# Start of TASK INPUTS

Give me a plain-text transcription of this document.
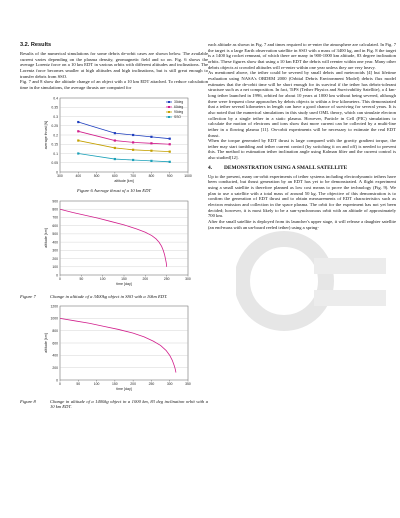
3.2. Results

Results of the numerical simulations for some debris de-orbit cases are shown below. The available current varies depending on the plasma density, geomagnetic field and so on. Fig. 6 shows the average Lorentz force on a 10 km EDT in various orbits with different altitudes and inclinations. The Lorentz force becomes smaller at high altitudes and high inclinations, but is still great enough to transfer debris from SSO.

Fig. 7 and 8 show the altitude change of an object with a 10 km EDT attached. To reduce calculation time in the simulations, the average thrusts are computed for

0
0.05
0.1
0.15
0.2
0.25
0.3
0.35
0.4
300	400	500	600	700	800	900	1000
altitude [km]
average thrust [N]
30deg
60deg
90deg
SSO
Figure 6 Average thrust of a 10 km EDT
0
100
200
300
400
500
600
700
800
900
0	50	100	150	200	250	300
time [day]
altitude [km]
Figure 7	Change in altitude of a 3400kg object in SSO with a 10km EDT.
0
200
400
600
800
1000
1200
0	50	100	150	200	250	300	350
time [day]
altitude [km]
Figure 8	Change in altitude of a 1400kg object in a 1000 km, 83 deg inclination orbit with a 10 km EDT.

each altitude as shown in Fig. 7 and times required to re-enter the atmosphere are calculated. In Fig. 7 the target is a large Earth observation satellite in SSO with a mass of 3400 kg, and in Fig. 8 the target is a 1400 kg rocket remnant, of which there are many in 900-1000 km altitude, 83 degree inclination orbits. These figures show that using a 10 km EDT the debris will reenter within one year. Many other debris objects at crowded altitudes will re-enter within one year unless they are very heavy.

As mentioned above, the tether could be severed by small debris and meteoroids [4] but lifetime evaluation using NASA's ORDEM 2000 (Orbital Debris Environment Model) debris flux model estimates that the de-orbit time will be short enough for its survival if the tether has debris-tolerant structure such as a net composition. In fact, TiPS (Tether Physics and Survivability Satellite), a 4 km-long tether launched in 1996, orbited for about 10 years at 1000 km without being severed, although there were frequent close approaches by debris objects to within a few kilometers. This demonstrated that a tether several kilometers in length can have a good chance of surviving for several years. It is also noted that the numerical simulations in this study used OML theory, which can simulate electron collection by a single tether in a static plasma. However, Particle in Cell (PIC) simulations to calculate the motion of electrons and ions show that more current can be collected by a multi-line tether in a flowing plasma [11]. On-orbit experiments will be necessary to estimate the real EDT thrust.

When the torque generated by EDT thrust is large compared with the gravity gradient torque, the tether may start tumbling and tether current control (by switching it on and off) is needed to prevent this. The method to estimation tether inclination angle using Kalman filter and the current control is also studied[12].

4.	DEMONSTRATION USING A SMALL SATELLITE

Up to the present, many on-orbit experiments of tether systems including electrodynamic tethers have been conducted, but thrust generation by an EDT has yet to be demonstrated. A flight experiment using a small satellite is therefore planned as low cost means to prove the technology (Fig. 9). We plan to use a satellite with a total mass of around 50 kg. The objective of this demonstration is to confirm the generation of EDT thrust and to obtain measurements of EDT characteristics such as electron emission and collection in the space plasma. The orbit for the experiment has not yet been decided; however, it is most likely to be a sun-synchronous orbit with an altitude of approximately 700 km.

After the small satellite is deployed from its launcher's upper stage, it will release a daughter satellite (an end-mass with an un-board reeled tether) using a spring-
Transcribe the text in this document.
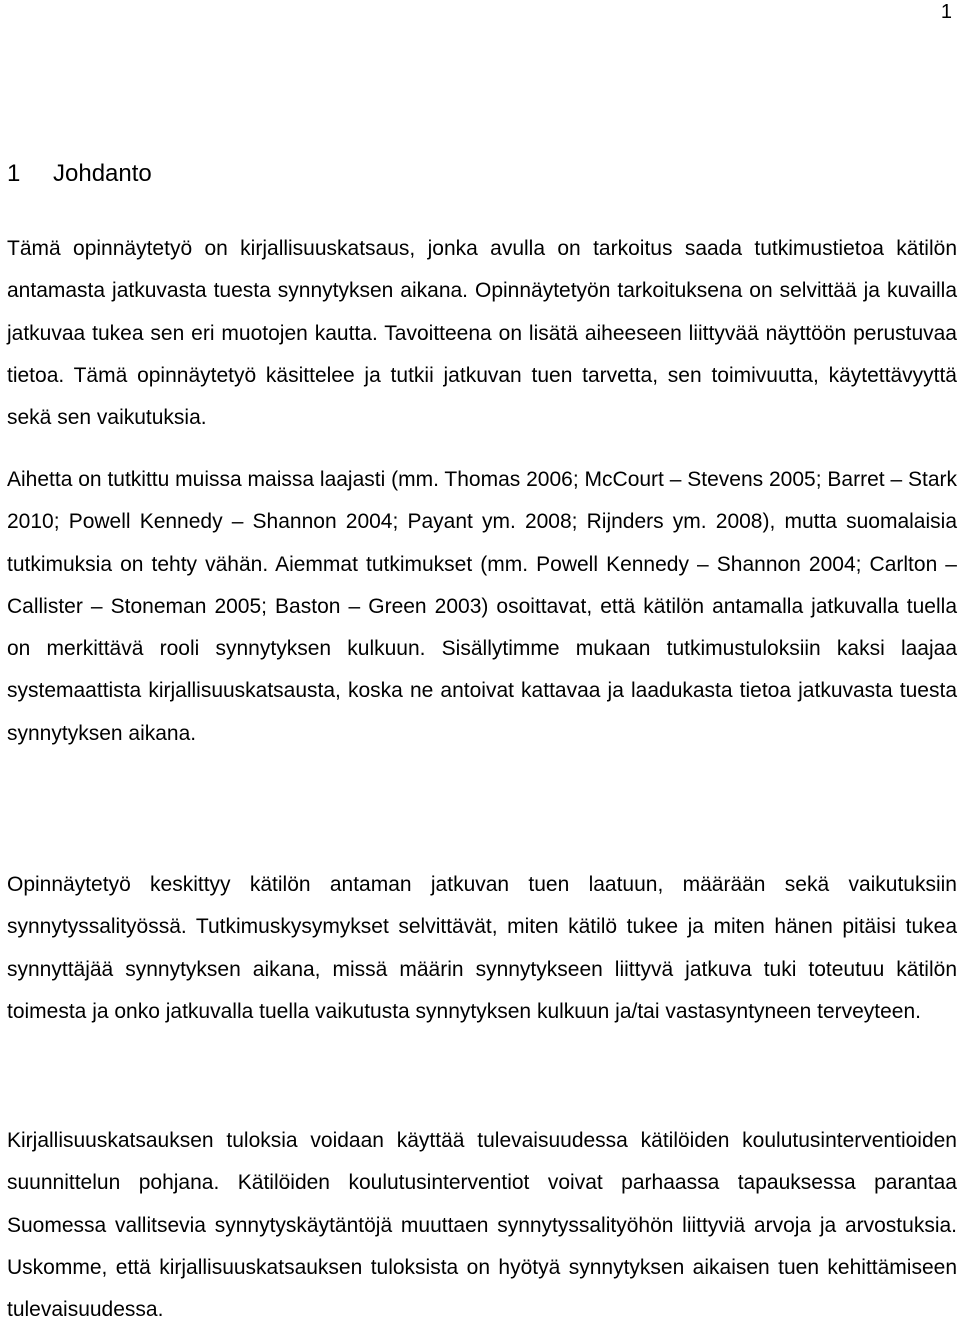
1
1 Johdanto

Tämä opinnäytetyö on kirjallisuuskatsaus, jonka avulla on tarkoitus saada tutkimustietoa kätilön antamasta jatkuvasta tuesta synnytyksen aikana. Opinnäytetyön tarkoituksena on selvittää ja kuvailla jatkuvaa tukea sen eri muotojen kautta. Tavoitteena on lisätä aiheeseen liittyvää näyttöön perustuvaa tietoa. Tämä opinnäytetyö käsittelee ja tutkii jatkuvan tuen tarvetta, sen toimivuutta, käytettävyyttä sekä sen vaikutuksia.

Aihetta on tutkittu muissa maissa laajasti (mm. Thomas 2006; McCourt – Stevens 2005; Barret – Stark 2010; Powell Kennedy – Shannon 2004; Payant ym. 2008; Rijnders ym. 2008), mutta suomalaisia tutkimuksia on tehty vähän. Aiemmat tutkimukset (mm. Powell Kennedy – Shannon 2004; Carlton – Callister – Stoneman 2005; Baston – Green 2003) osoittavat, että kätilön antamalla jatkuvalla tuella on merkittävä rooli synnytyksen kulkuun. Sisällytimme mukaan tutkimustuloksiin kaksi laajaa systemaattista kirjallisuuskatsausta, koska ne antoivat kattavaa ja laadukasta tietoa jatkuvasta tuesta synnytyksen aikana.

Opinnäytetyö keskittyy kätilön antaman jatkuvan tuen laatuun, määrään sekä vaikutuksiin synnytyssalityössä. Tutkimuskysymykset selvittävät, miten kätilö tukee ja miten hänen pitäisi tukea synnyttäjää synnytyksen aikana, missä määrin synnytykseen liittyvä jatkuva tuki toteutuu kätilön toimesta ja onko jatkuvalla tuella vaikutusta synnytyksen kulkuun ja/tai vastasyntyneen terveyteen.

Kirjallisuuskatsauksen tuloksia voidaan käyttää tulevaisuudessa kätilöiden koulutusinterventioiden suunnittelun pohjana. Kätilöiden koulutusinterventiot voivat parhaassa tapauksessa parantaa Suomessa vallitsevia synnytyskäytäntöjä muuttaen synnytyssalityöhön liittyviä arvoja ja arvostuksia. Uskomme, että kirjallisuuskatsauksen tuloksista on hyötyä synnytyksen aikaisen tuen kehittämiseen tulevaisuudessa.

# End of TASK INPUTS

Skip every picture and transcribe the data above exactly.

Give me a plain-text transcription of this document.
3.2. Results

Results of the numerical simulations for some debris de-orbit cases are shown below. The available current varies depending on the plasma density, geomagnetic field and so on. Fig. 6 shows the average Lorentz force on a 10 km EDT in various orbits with different altitudes and inclinations. The Lorentz force becomes smaller at high altitudes and high inclinations, but is still great enough to transfer debris from SSO.

Fig. 7 and 8 show the altitude change of an object with a 10 km EDT attached. To reduce calculation time in the simulations, the average thrusts are computed for

0
0.05
0.1
0.15
0.2
0.25
0.3
0.35
0.4
300	400	500	600	700	800	900	1000
altitude [km]
average thrust [N]
30deg
60deg
90deg
SSO
Figure 6 Average thrust of a 10 km EDT
0
100
200
300
400
500
600
700
800
900
0	50	100	150	200	250	300
time [day]
altitude [km]
Figure 7	Change in altitude of a 3400kg object in SSO with a 10km EDT.
0
200
400
600
800
1000
1200
0	50	100	150	200	250	300	350
time [day]
altitude [km]
Figure 8	Change in altitude of a 1400kg object in a 1000 km, 83 deg inclination orbit with a 10 km EDT.

each altitude as shown in Fig. 7 and times required to re-enter the atmosphere are calculated. In Fig. 7 the target is a large Earth observation satellite in SSO with a mass of 3400 kg, and in Fig. 8 the target is a 1400 kg rocket remnant, of which there are many in 900-1000 km altitude, 83 degree inclination orbits. These figures show that using a 10 km EDT the debris will reenter within one year. Many other debris objects at crowded altitudes will re-enter within one year unless they are very heavy.

As mentioned above, the tether could be severed by small debris and meteoroids [4] but lifetime evaluation using NASA's ORDEM 2000 (Orbital Debris Environment Model) debris flux model estimates that the de-orbit time will be short enough for its survival if the tether has debris-tolerant structure such as a net composition. In fact, TiPS (Tether Physics and Survivability Satellite), a 4 km-long tether launched in 1996, orbited for about 10 years at 1000 km without being severed, although there were frequent close approaches by debris objects to within a few kilometers. This demonstrated that a tether several kilometers in length can have a good chance of surviving for several years. It is also noted that the numerical simulations in this study used OML theory, which can simulate electron collection by a single tether in a static plasma. However, Particle in Cell (PIC) simulations to calculate the motion of electrons and ions show that more current can be collected by a multi-line tether in a flowing plasma [11]. On-orbit experiments will be necessary to estimate the real EDT thrust.

When the torque generated by EDT thrust is large compared with the gravity gradient torque, the tether may start tumbling and tether current control (by switching it on and off) is needed to prevent this. The method to estimation tether inclination angle using Kalman filter and the current control is also studied[12].

4.	DEMONSTRATION USING A SMALL SATELLITE

Up to the present, many on-orbit experiments of tether systems including electrodynamic tethers have been conducted, but thrust generation by an EDT has yet to be demonstrated. A flight experiment using a small satellite is therefore planned as low cost means to prove the technology (Fig. 9). We plan to use a satellite with a total mass of around 50 kg. The objective of this demonstration is to confirm the generation of EDT thrust and to obtain measurements of EDT characteristics such as electron emission and collection in the space plasma. The orbit for the experiment has not yet been decided; however, it is most likely to be a sun-synchronous orbit with an altitude of approximately 700 km.

After the small satellite is deployed from its launcher's upper stage, it will release a daughter satellite (an end-mass with an un-board reeled tether) using a spring-
Transcribe the text in this document.
1
1 Johdanto

Tämä opinnäytetyö on kirjallisuuskatsaus, jonka avulla on tarkoitus saada tutkimustietoa kätilön antamasta jatkuvasta tuesta synnytyksen aikana. Opinnäytetyön tarkoituksena on selvittää ja kuvailla jatkuvaa tukea sen eri muotojen kautta. Tavoitteena on lisätä aiheeseen liittyvää näyttöön perustuvaa tietoa. Tämä opinnäytetyö käsittelee ja tutkii jatkuvan tuen tarvetta, sen toimivuutta, käytettävyyttä sekä sen vaikutuksia.

Aihetta on tutkittu muissa maissa laajasti (mm. Thomas 2006; McCourt – Stevens 2005; Barret – Stark 2010; Powell Kennedy – Shannon 2004; Payant ym. 2008; Rijnders ym. 2008), mutta suomalaisia tutkimuksia on tehty vähän. Aiemmat tutkimukset (mm. Powell Kennedy – Shannon 2004; Carlton – Callister – Stoneman 2005; Baston – Green 2003) osoittavat, että kätilön antamalla jatkuvalla tuella on merkittävä rooli synnytyksen kulkuun. Sisällytimme mukaan tutkimustuloksiin kaksi laajaa systemaattista kirjallisuuskatsausta, koska ne antoivat kattavaa ja laadukasta tietoa jatkuvasta tuesta synnytyksen aikana.

Opinnäytetyö keskittyy kätilön antaman jatkuvan tuen laatuun, määrään sekä vaikutuksiin synnytyssalityössä. Tutkimuskysymykset selvittävät, miten kätilö tukee ja miten hänen pitäisi tukea synnyttäjää synnytyksen aikana, missä määrin synnytykseen liittyvä jatkuva tuki toteutuu kätilön toimesta ja onko jatkuvalla tuella vaikutusta synnytyksen kulkuun ja/tai vastasyntyneen terveyteen.

Kirjallisuuskatsauksen tuloksia voidaan käyttää tulevaisuudessa kätilöiden koulutusinterventioiden suunnittelun pohjana. Kätilöiden koulutusinterventiot voivat parhaassa tapauksessa parantaa Suomessa vallitsevia synnytyskäytäntöjä muuttaen synnytyssalityöhön liittyviä arvoja ja arvostuksia. Uskomme, että kirjallisuuskatsauksen tuloksista on hyötyä synnytyksen aikaisen tuen kehittämiseen tulevaisuudessa.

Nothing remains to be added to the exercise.